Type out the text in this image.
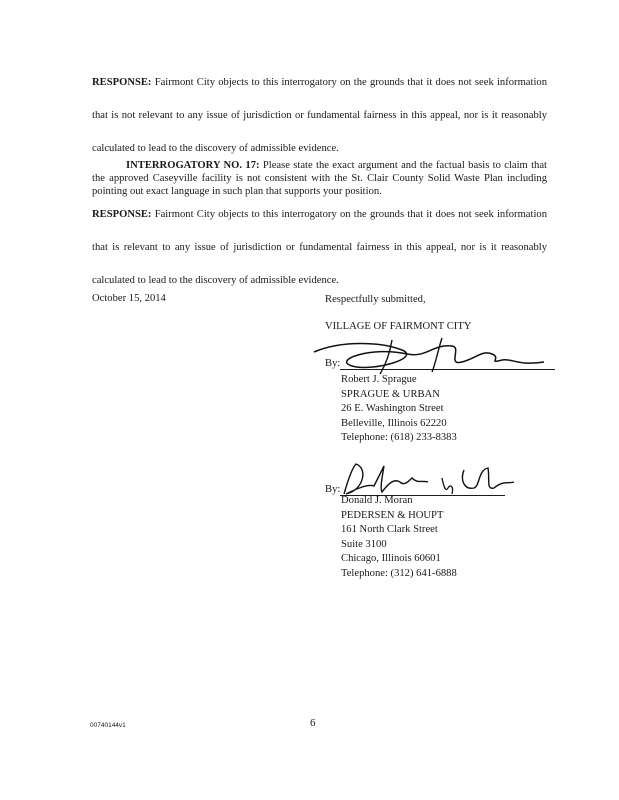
RESPONSE: Fairmont City objects to this interrogatory on the grounds that it does not seek information that is not relevant to any issue of jurisdiction or fundamental fairness in this appeal, nor is it reasonably calculated to lead to the discovery of admissible evidence.

INTERROGATORY NO. 17: Please state the exact argument and the factual basis to claim that the approved Caseyville facility is not consistent with the St. Clair County Solid Waste Plan including pointing out exact language in such plan that supports your position.

RESPONSE: Fairmont City objects to this interrogatory on the grounds that it does not seek information that is relevant to any issue of jurisdiction or fundamental fairness in this appeal, nor is it reasonably calculated to lead to the discovery of admissible evidence.

October 15, 2014	Respectfully submitted,
VILLAGE OF FAIRMONT CITY
By:
Robert J. Sprague
SPRAGUE & URBAN
26 E. Washington Street
Belleville, Illinois 62220
Telephone: (618) 233-8383
By:
Donald J. Moran
PEDERSEN & HOUPT
161 North Clark Street
Suite 3100
Chicago, Illinois 60601
Telephone: (312) 641-6888
00740144v1	6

━━━

Output the entries above exactly. Drop the pictures.

- **Final answer**
Type out the text in this image.
RESPONSE: Fairmont City objects to this interrogatory on the grounds that it does not seek information that is not relevant to any issue of jurisdiction or fundamental fairness in this appeal, nor is it reasonably calculated to lead to the discovery of admissible evidence.

INTERROGATORY NO. 17: Please state the exact argument and the factual basis to claim that the approved Caseyville facility is not consistent with the St. Clair County Solid Waste Plan including pointing out exact language in such plan that supports your position.

RESPONSE: Fairmont City objects to this interrogatory on the grounds that it does not seek information that is relevant to any issue of jurisdiction or fundamental fairness in this appeal, nor is it reasonably calculated to lead to the discovery of admissible evidence.

October 15, 2014	Respectfully submitted,
VILLAGE OF FAIRMONT CITY
By:
Robert J. Sprague
SPRAGUE & URBAN
26 E. Washington Street
Belleville, Illinois 62220
Telephone: (618) 233-8383
By:
Donald J. Moran
PEDERSEN & HOUPT
161 North Clark Street
Suite 3100
Chicago, Illinois 60601
Telephone: (312) 641-6888
00740144v1	6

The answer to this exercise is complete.